WORK INSTRUCTIONS: What is the number of lines containing "this"? Give only that number.

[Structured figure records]
──────────

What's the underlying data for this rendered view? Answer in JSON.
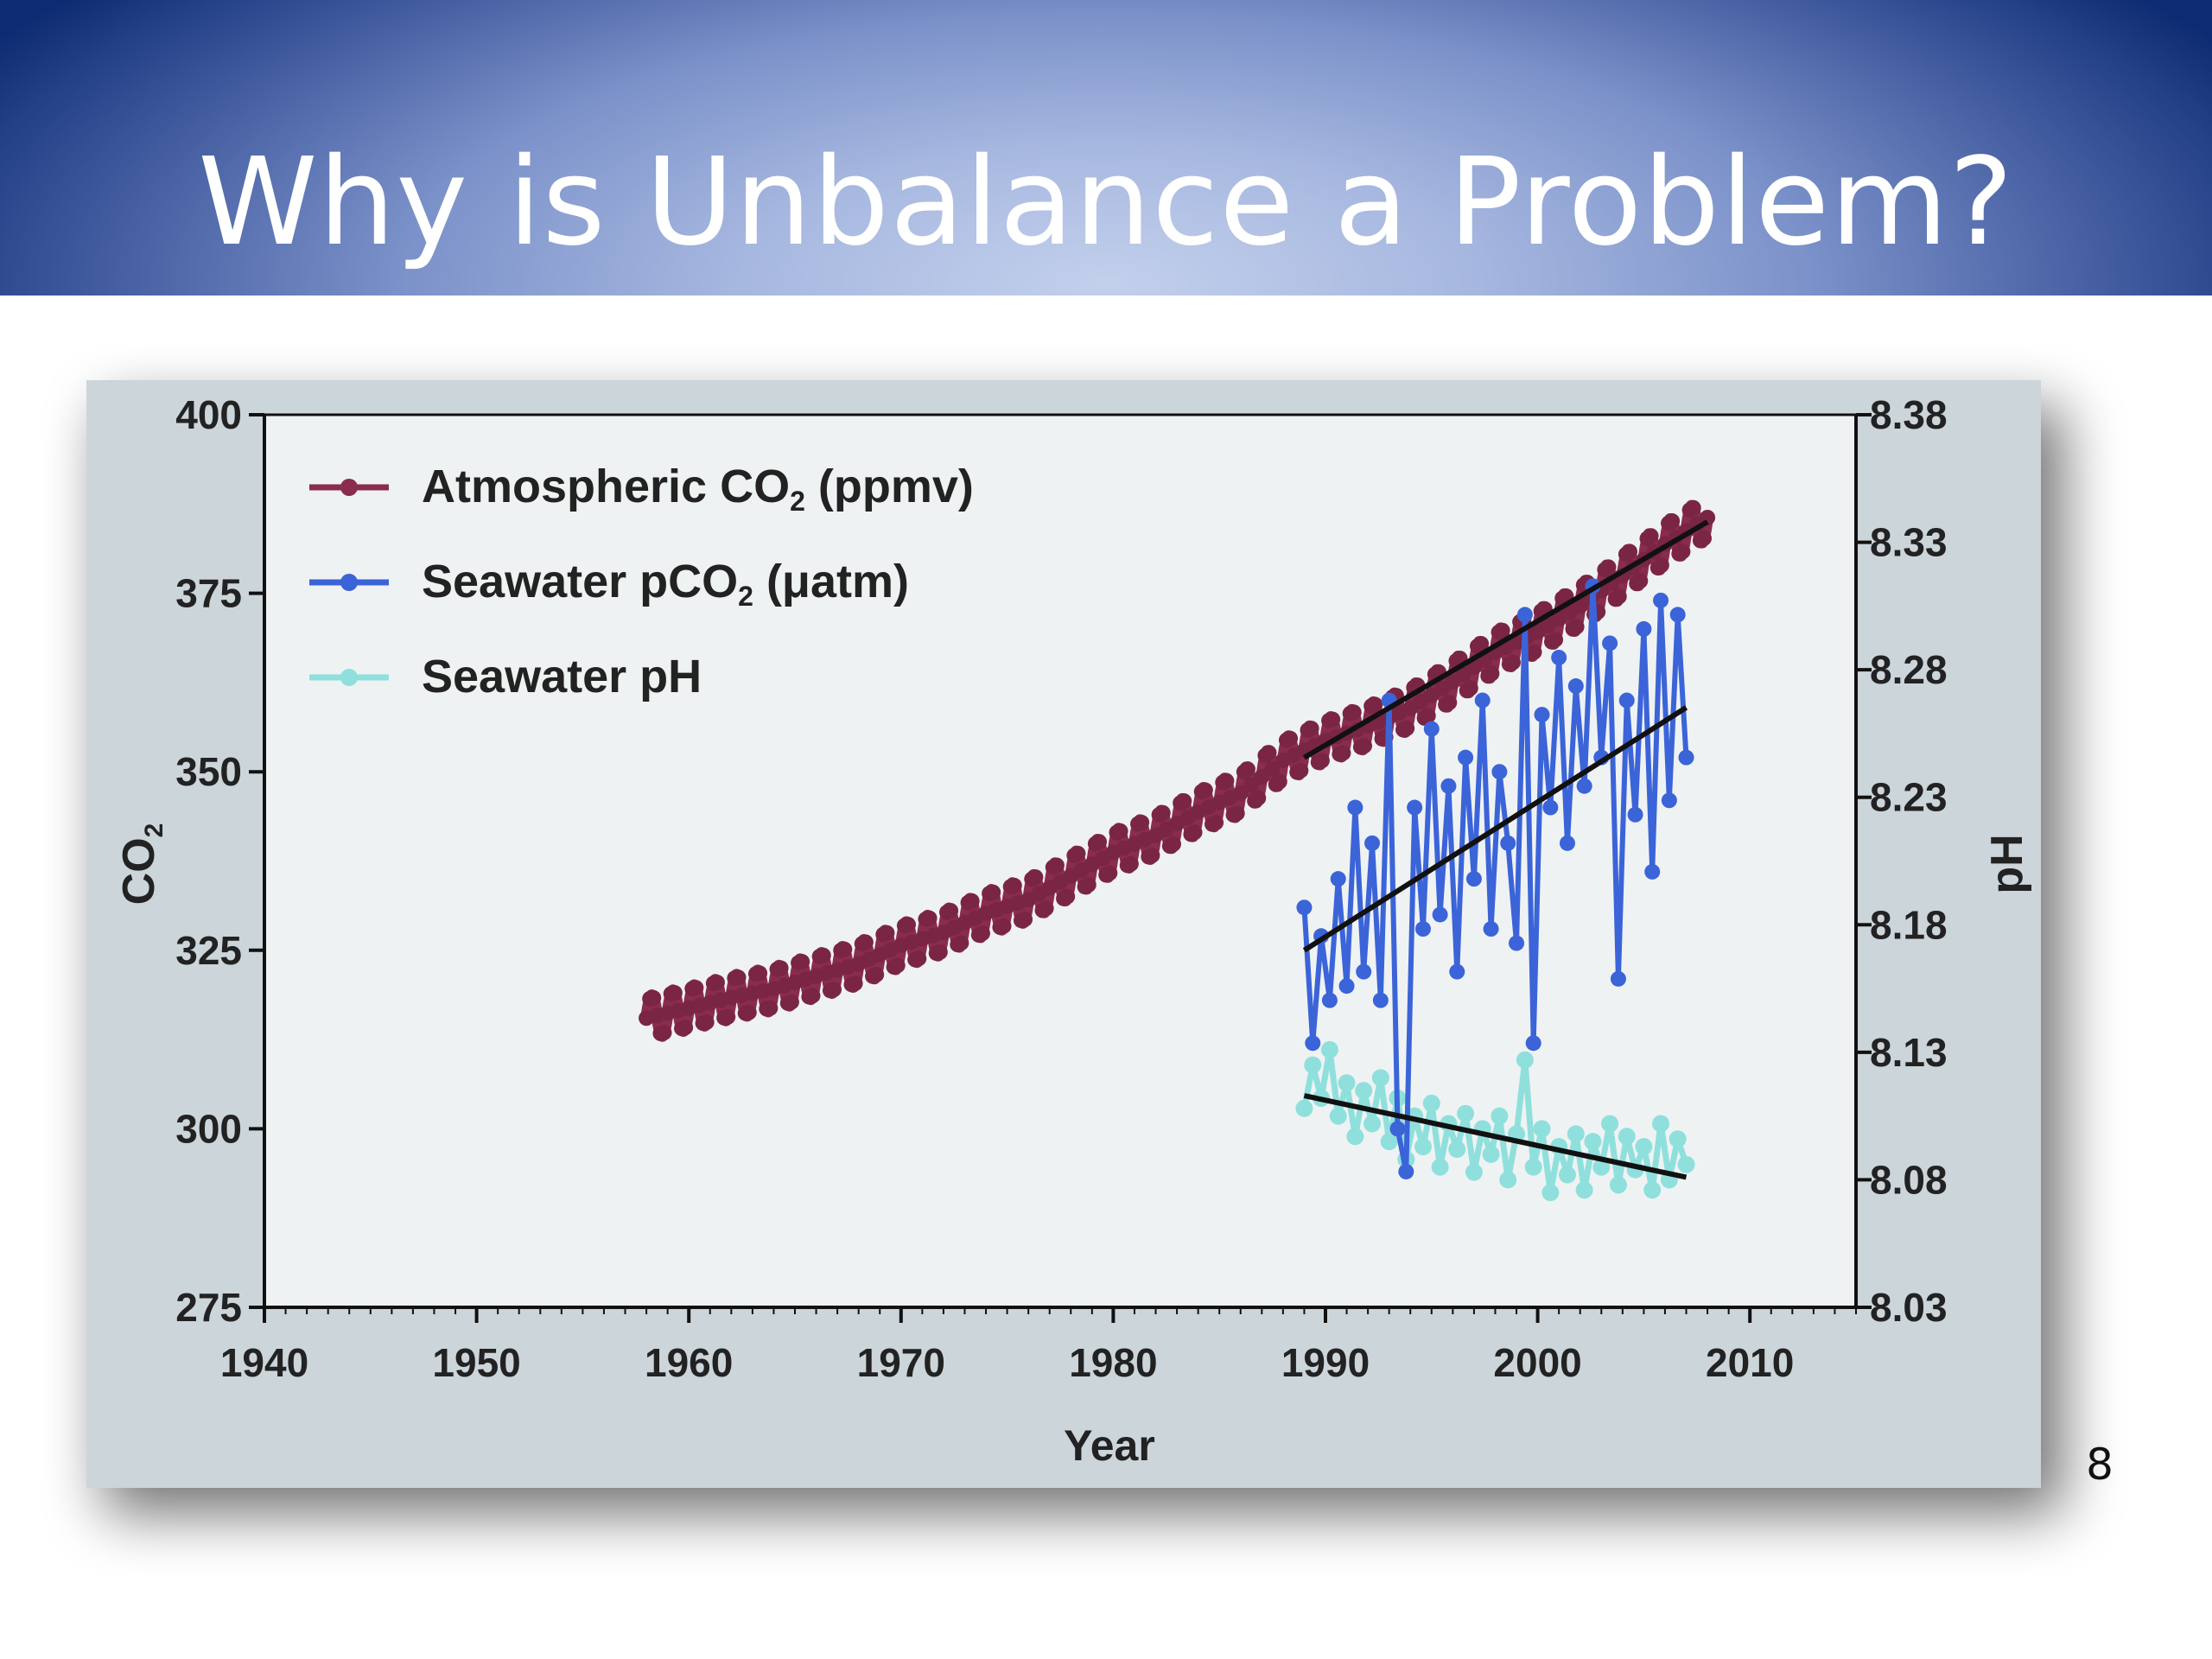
{
  "slide": {
    "title": "Why is Unbalance a Problem?",
    "number": "8"
  },
  "colors": {
    "co2": "#8a2c4e",
    "co2_marker": "#7a2544",
    "pco2": "#3b64d8",
    "ph": "#8fe0dc",
    "trend": "#111111",
    "plot_bg": "#eff2f3",
    "panel_bg": "#ccd5da"
  },
  "chart_data": {
    "type": "line",
    "xlabel": "Year",
    "ylabel_left": "CO2",
    "ylabel_right": "pH",
    "xlim": [
      1940,
      2015
    ],
    "ylim_left": [
      275,
      400
    ],
    "ylim_right": [
      8.03,
      8.38
    ],
    "x_ticks": [
      "1940",
      "1950",
      "1960",
      "1970",
      "1980",
      "1990",
      "2000",
      "2010"
    ],
    "y_ticks_left": [
      "275",
      "300",
      "325",
      "350",
      "375",
      "400"
    ],
    "y_ticks_right": [
      "8.03",
      "8.08",
      "8.13",
      "8.18",
      "8.23",
      "8.28",
      "8.33",
      "8.38"
    ],
    "grid": false,
    "legend_position": "top-left",
    "legend": [
      {
        "label": "Atmospheric CO",
        "sub": "2",
        "unit": " (ppmv)",
        "series": "co2"
      },
      {
        "label": "Seawater pCO",
        "sub": "2",
        "unit": " (μatm)",
        "series": "pco2"
      },
      {
        "label": "Seawater pH",
        "sub": "",
        "unit": "",
        "series": "ph"
      }
    ],
    "series": [
      {
        "key": "co2",
        "axis": "left",
        "x": [
          1958,
          1960,
          1962,
          1964,
          1966,
          1968,
          1970,
          1972,
          1974,
          1976,
          1978,
          1980,
          1982,
          1984,
          1986,
          1988,
          1990,
          1992,
          1994,
          1996,
          1998,
          2000,
          2002,
          2004,
          2006,
          2008
        ],
        "y": [
          315.5,
          316.9,
          318.4,
          319.6,
          321.4,
          323.1,
          325.7,
          327.5,
          330.2,
          332.1,
          335.4,
          338.7,
          341.1,
          344.4,
          347.0,
          351.6,
          354.4,
          356.4,
          358.9,
          362.6,
          366.7,
          369.6,
          373.2,
          377.5,
          381.9,
          385.6
        ],
        "seasonal_amplitude": 3
      },
      {
        "key": "pco2",
        "axis": "left",
        "x": [
          1989.0,
          1989.4,
          1989.8,
          1990.2,
          1990.6,
          1991.0,
          1991.4,
          1991.8,
          1992.2,
          1992.6,
          1993.0,
          1993.4,
          1993.8,
          1994.2,
          1994.6,
          1995.0,
          1995.4,
          1995.8,
          1996.2,
          1996.6,
          1997.0,
          1997.4,
          1997.8,
          1998.2,
          1998.6,
          1999.0,
          1999.4,
          1999.8,
          2000.2,
          2000.6,
          2001.0,
          2001.4,
          2001.8,
          2002.2,
          2002.6,
          2003.0,
          2003.4,
          2003.8,
          2004.2,
          2004.6,
          2005.0,
          2005.4,
          2005.8,
          2006.2,
          2006.6,
          2007.0
        ],
        "y": [
          331,
          312,
          327,
          318,
          335,
          320,
          345,
          322,
          340,
          318,
          360,
          300,
          294,
          345,
          328,
          356,
          330,
          348,
          322,
          352,
          335,
          360,
          328,
          350,
          340,
          326,
          372,
          312,
          358,
          345,
          366,
          340,
          362,
          348,
          376,
          352,
          368,
          321,
          360,
          344,
          370,
          336,
          374,
          346,
          372,
          352
        ],
        "trend": {
          "x": [
            1989,
            2007
          ],
          "y": [
            325,
            359
          ]
        }
      },
      {
        "key": "ph",
        "axis": "right",
        "x": [
          1989.0,
          1989.4,
          1989.8,
          1990.2,
          1990.6,
          1991.0,
          1991.4,
          1991.8,
          1992.2,
          1992.6,
          1993.0,
          1993.4,
          1993.8,
          1994.2,
          1994.6,
          1995.0,
          1995.4,
          1995.8,
          1996.2,
          1996.6,
          1997.0,
          1997.4,
          1997.8,
          1998.2,
          1998.6,
          1999.0,
          1999.4,
          1999.8,
          2000.2,
          2000.6,
          2001.0,
          2001.4,
          2001.8,
          2002.2,
          2002.6,
          2003.0,
          2003.4,
          2003.8,
          2004.2,
          2004.6,
          2005.0,
          2005.4,
          2005.8,
          2006.2,
          2006.6,
          2007.0
        ],
        "y": [
          8.108,
          8.125,
          8.112,
          8.131,
          8.105,
          8.118,
          8.097,
          8.115,
          8.102,
          8.12,
          8.095,
          8.112,
          8.088,
          8.105,
          8.093,
          8.11,
          8.085,
          8.102,
          8.092,
          8.106,
          8.083,
          8.1,
          8.09,
          8.105,
          8.08,
          8.098,
          8.127,
          8.085,
          8.1,
          8.075,
          8.093,
          8.082,
          8.098,
          8.076,
          8.095,
          8.085,
          8.102,
          8.078,
          8.097,
          8.084,
          8.093,
          8.076,
          8.102,
          8.08,
          8.096,
          8.086
        ],
        "trend": {
          "x": [
            1989,
            2007
          ],
          "y": [
            8.113,
            8.081
          ]
        }
      }
    ],
    "trend_lines": [
      {
        "series": "co2",
        "x": [
          1989,
          2008
        ],
        "y": [
          352,
          385
        ]
      }
    ]
  }
}
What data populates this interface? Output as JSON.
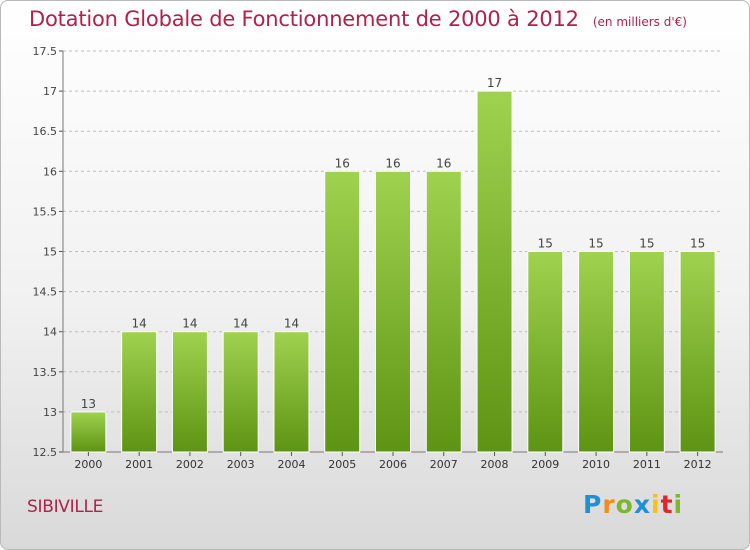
{
  "header": {
    "title": "Dotation Globale de Fonctionnement de 2000 à 2012",
    "unit": "(en milliers d'€)"
  },
  "footer": {
    "commune": "SIBIVILLE",
    "logo": {
      "text": "Proxiti",
      "letters": [
        {
          "ch": "P",
          "color": "#1f8fd6"
        },
        {
          "ch": "r",
          "color": "#f28c1c"
        },
        {
          "ch": "o",
          "color": "#7cb82f"
        },
        {
          "ch": "x",
          "color": "#1f8fd6"
        },
        {
          "ch": "i",
          "color": "#f2c21c"
        },
        {
          "ch": "t",
          "color": "#e0262b"
        },
        {
          "ch": "i",
          "color": "#7cb82f"
        }
      ]
    }
  },
  "colors": {
    "bar_top": "#9fd24f",
    "bar_bottom": "#5e9413",
    "title": "#b0224a",
    "grid": "#bdbdbd"
  },
  "chart_data": {
    "type": "bar",
    "categories": [
      "2000",
      "2001",
      "2002",
      "2003",
      "2004",
      "2005",
      "2006",
      "2007",
      "2008",
      "2009",
      "2010",
      "2011",
      "2012"
    ],
    "values": [
      13,
      14,
      14,
      14,
      14,
      16,
      16,
      16,
      17,
      15,
      15,
      15,
      15
    ],
    "labels": [
      "13",
      "14",
      "14",
      "14",
      "14",
      "16",
      "16",
      "16",
      "17",
      "15",
      "15",
      "15",
      "15"
    ],
    "ylim": [
      12.5,
      17.5
    ],
    "yticks": [
      12.5,
      13,
      13.5,
      14,
      14.5,
      15,
      15.5,
      16,
      16.5,
      17,
      17.5
    ],
    "ytick_labels": [
      "12.5",
      "13",
      "13.5",
      "14",
      "14.5",
      "15",
      "15.5",
      "16",
      "16.5",
      "17",
      "17.5"
    ],
    "grid": true,
    "title": "Dotation Globale de Fonctionnement de 2000 à 2012",
    "unit": "(en milliers d'€)"
  }
}
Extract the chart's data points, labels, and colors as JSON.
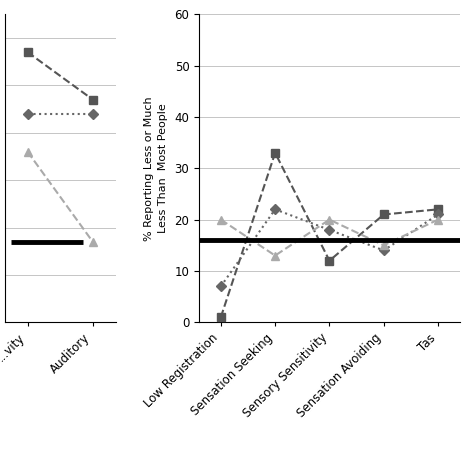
{
  "left_chart": {
    "x_labels": [
      "...vity",
      "Auditory"
    ],
    "series": [
      {
        "name": "dark_square",
        "values": [
          57,
          47
        ],
        "color": "#555555",
        "marker": "s",
        "linestyle": "--",
        "markersize": 6,
        "linewidth": 1.5,
        "zorder": 3
      },
      {
        "name": "dark_diamond",
        "values": [
          44,
          44
        ],
        "color": "#666666",
        "marker": "D",
        "linestyle": ":",
        "markersize": 5,
        "linewidth": 1.5,
        "zorder": 3
      },
      {
        "name": "light_triangle",
        "values": [
          36,
          17
        ],
        "color": "#aaaaaa",
        "marker": "^",
        "linestyle": "--",
        "markersize": 6,
        "linewidth": 1.5,
        "zorder": 3
      }
    ],
    "hline_y": 17,
    "ylim": [
      0,
      65
    ],
    "yticks": [
      10,
      20,
      30,
      40,
      50,
      60
    ],
    "background_color": "#ffffff"
  },
  "right_chart": {
    "x_labels": [
      "Low Registration",
      "Sensation Seeking",
      "Sensory Sensitivity",
      "Sensation Avoiding",
      "Tas"
    ],
    "series": [
      {
        "name": "dark_square",
        "values": [
          1,
          33,
          12,
          21,
          22
        ],
        "color": "#555555",
        "marker": "s",
        "linestyle": "--",
        "markersize": 6,
        "linewidth": 1.5,
        "zorder": 3
      },
      {
        "name": "dark_diamond",
        "values": [
          7,
          22,
          18,
          14,
          21
        ],
        "color": "#666666",
        "marker": "D",
        "linestyle": ":",
        "markersize": 5,
        "linewidth": 1.5,
        "zorder": 3
      },
      {
        "name": "light_triangle",
        "values": [
          20,
          13,
          20,
          15,
          20
        ],
        "color": "#aaaaaa",
        "marker": "^",
        "linestyle": "--",
        "markersize": 6,
        "linewidth": 1.5,
        "zorder": 3
      }
    ],
    "hline_y": 16,
    "ylim": [
      0,
      60
    ],
    "yticks": [
      0,
      10,
      20,
      30,
      40,
      50,
      60
    ],
    "ylabel_line1": "% Reporting Less or Much",
    "ylabel_line2": "Less Than  Most People",
    "background_color": "#ffffff"
  }
}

──────────

THE COMPLETED TASK: 2